# What is being asked
Locate each line in the records containing "ссылок". Copy it.

# Available data
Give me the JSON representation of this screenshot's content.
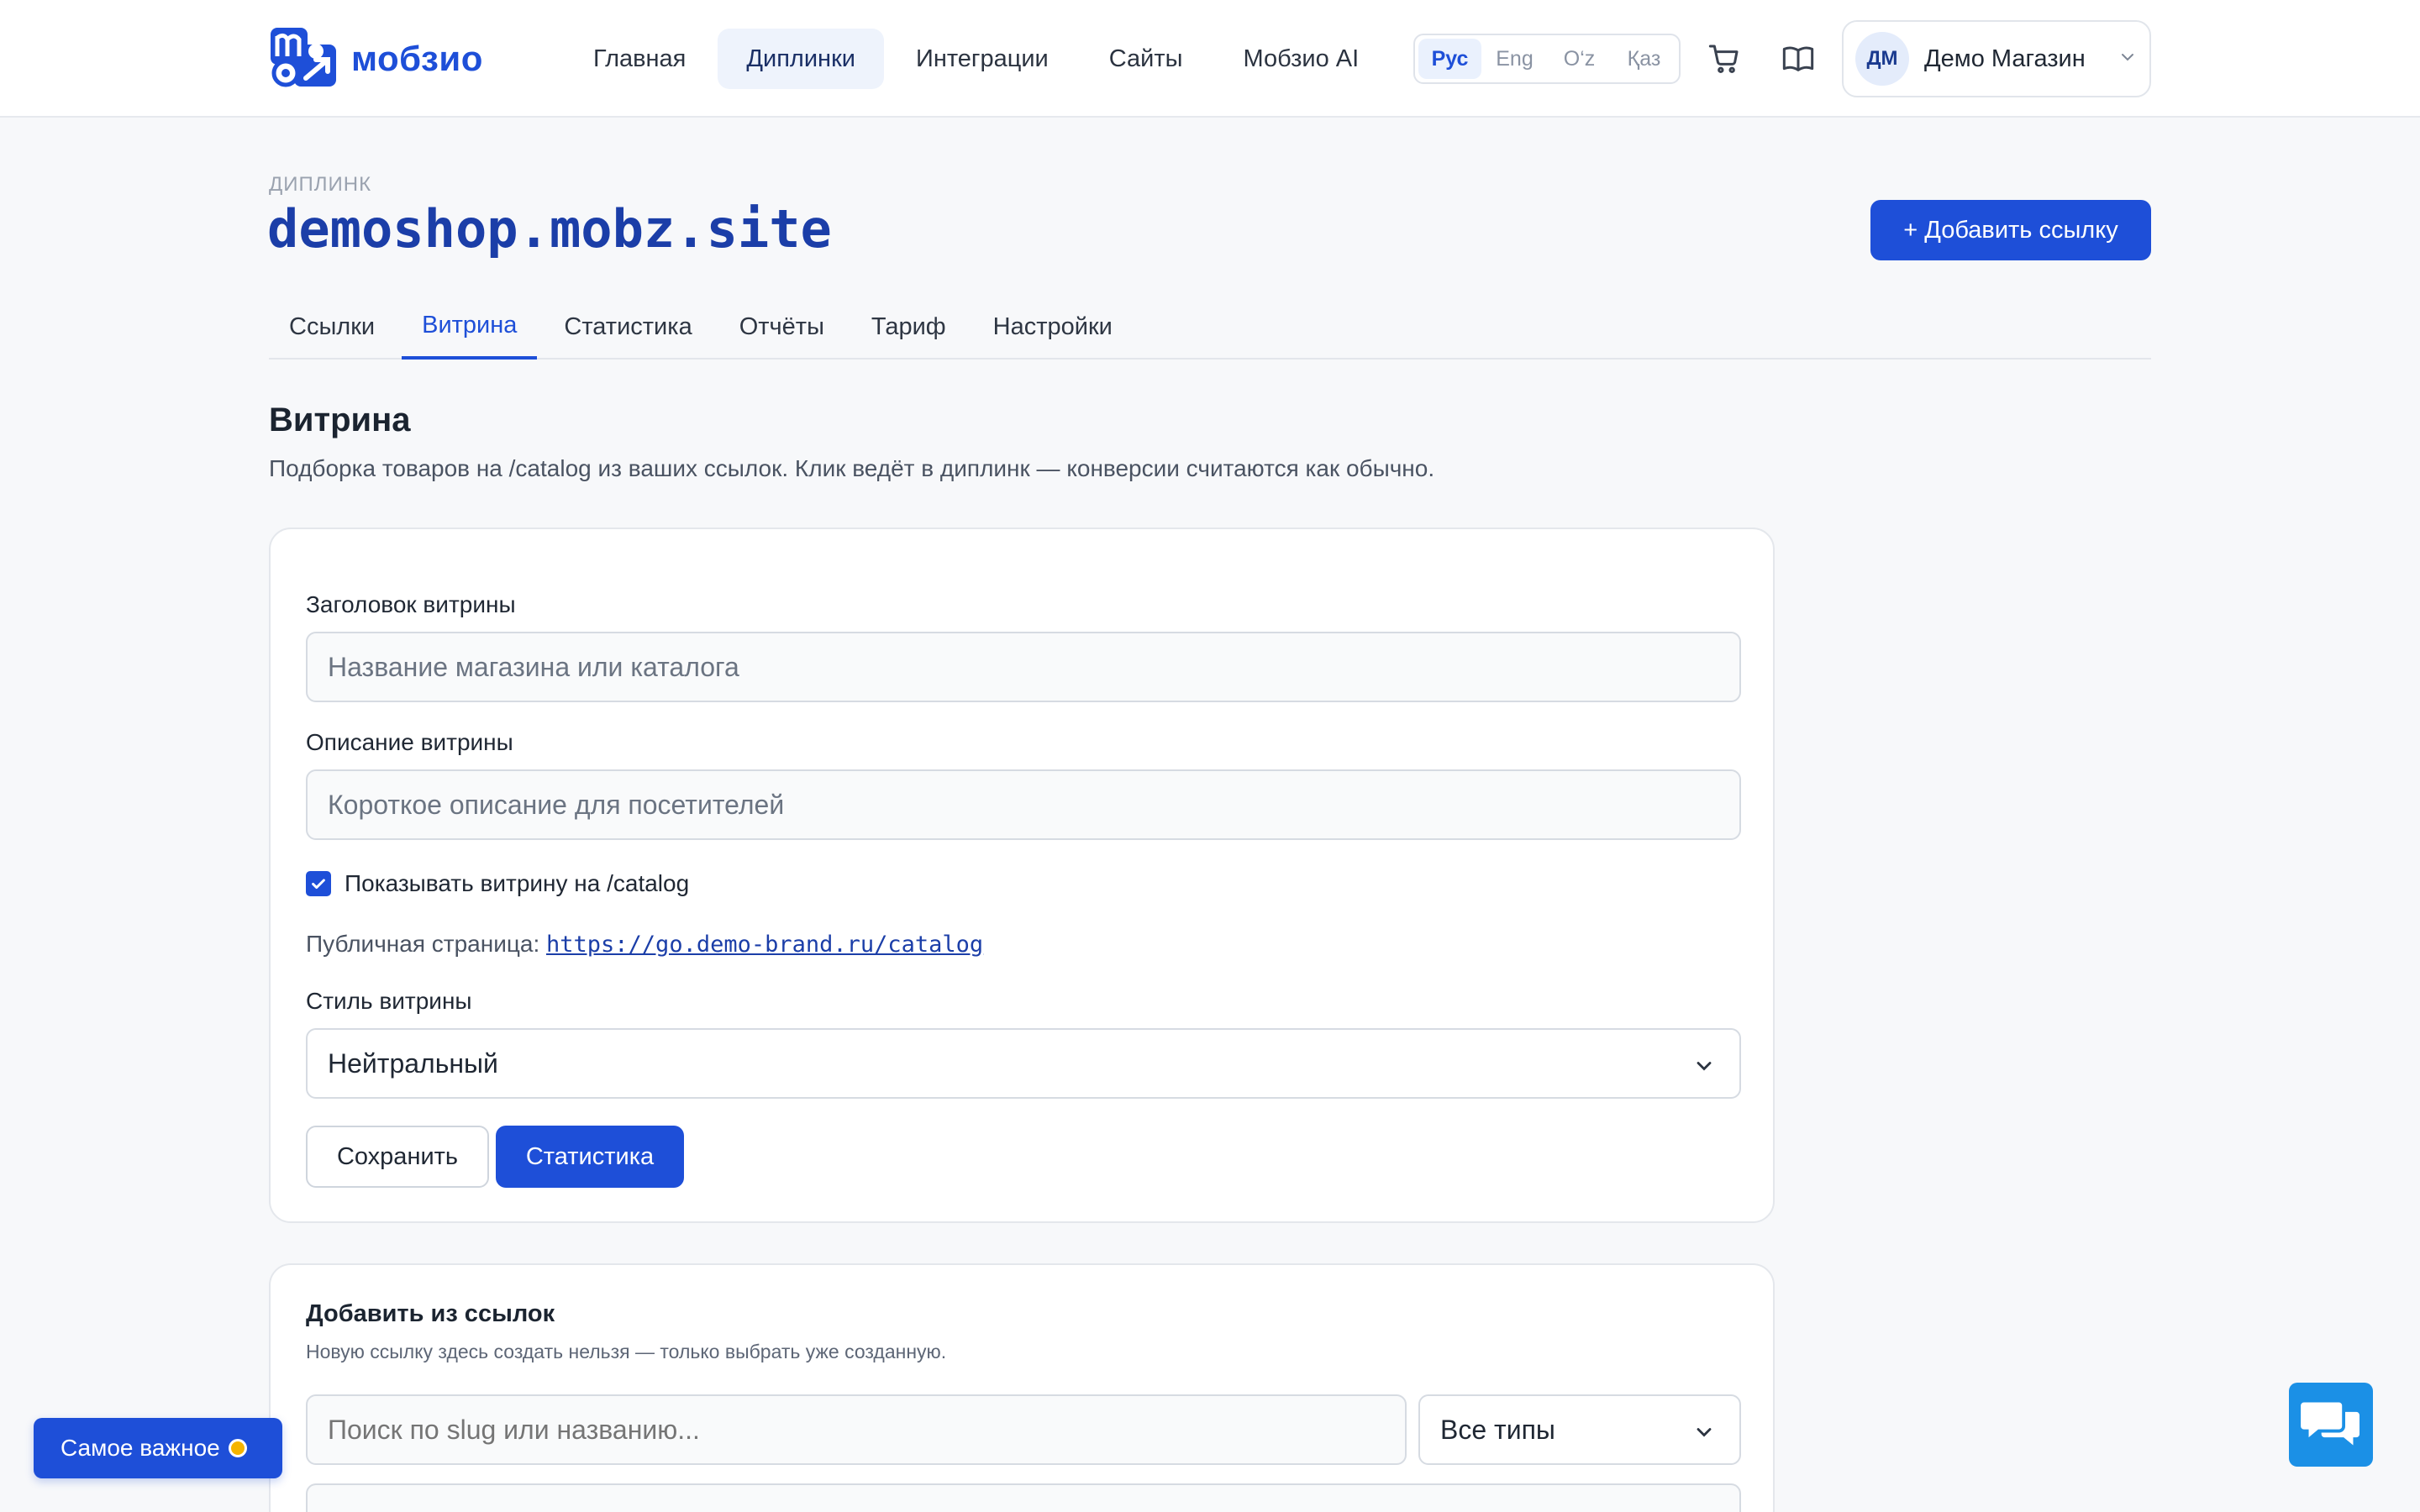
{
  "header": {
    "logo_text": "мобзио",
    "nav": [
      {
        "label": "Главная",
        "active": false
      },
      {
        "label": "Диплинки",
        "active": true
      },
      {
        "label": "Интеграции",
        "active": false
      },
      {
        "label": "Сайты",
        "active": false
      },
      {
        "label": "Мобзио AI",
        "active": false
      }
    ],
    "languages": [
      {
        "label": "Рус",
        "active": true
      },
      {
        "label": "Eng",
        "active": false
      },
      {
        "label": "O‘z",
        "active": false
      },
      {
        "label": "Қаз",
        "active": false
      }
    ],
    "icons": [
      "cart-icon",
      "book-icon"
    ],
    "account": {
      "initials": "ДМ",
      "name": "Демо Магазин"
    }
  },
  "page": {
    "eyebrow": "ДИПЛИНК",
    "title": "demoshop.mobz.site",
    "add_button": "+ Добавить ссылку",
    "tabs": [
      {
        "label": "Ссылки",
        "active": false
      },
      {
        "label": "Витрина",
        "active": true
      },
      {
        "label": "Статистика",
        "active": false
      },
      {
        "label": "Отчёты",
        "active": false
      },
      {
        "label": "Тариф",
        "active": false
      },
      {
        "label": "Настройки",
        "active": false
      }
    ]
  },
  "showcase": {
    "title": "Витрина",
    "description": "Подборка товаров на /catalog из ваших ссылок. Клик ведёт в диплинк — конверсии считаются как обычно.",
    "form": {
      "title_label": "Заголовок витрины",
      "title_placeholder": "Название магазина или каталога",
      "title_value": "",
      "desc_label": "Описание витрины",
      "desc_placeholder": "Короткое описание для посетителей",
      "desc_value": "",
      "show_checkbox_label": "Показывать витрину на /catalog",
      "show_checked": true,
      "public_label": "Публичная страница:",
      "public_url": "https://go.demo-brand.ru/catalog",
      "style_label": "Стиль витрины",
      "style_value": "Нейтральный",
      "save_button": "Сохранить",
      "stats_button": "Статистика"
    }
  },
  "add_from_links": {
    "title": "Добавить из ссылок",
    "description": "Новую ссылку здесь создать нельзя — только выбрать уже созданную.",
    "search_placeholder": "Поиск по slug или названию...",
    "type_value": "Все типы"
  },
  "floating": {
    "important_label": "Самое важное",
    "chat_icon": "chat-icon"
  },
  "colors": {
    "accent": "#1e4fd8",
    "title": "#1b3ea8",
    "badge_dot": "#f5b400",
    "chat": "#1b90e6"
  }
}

# Exercise answer
    "description": "Подборка товаров на /catalog из ваших ссылок. Клик ведёт в диплинк — конверсии считаются как обычно.",
    "title": "Добавить из ссылок",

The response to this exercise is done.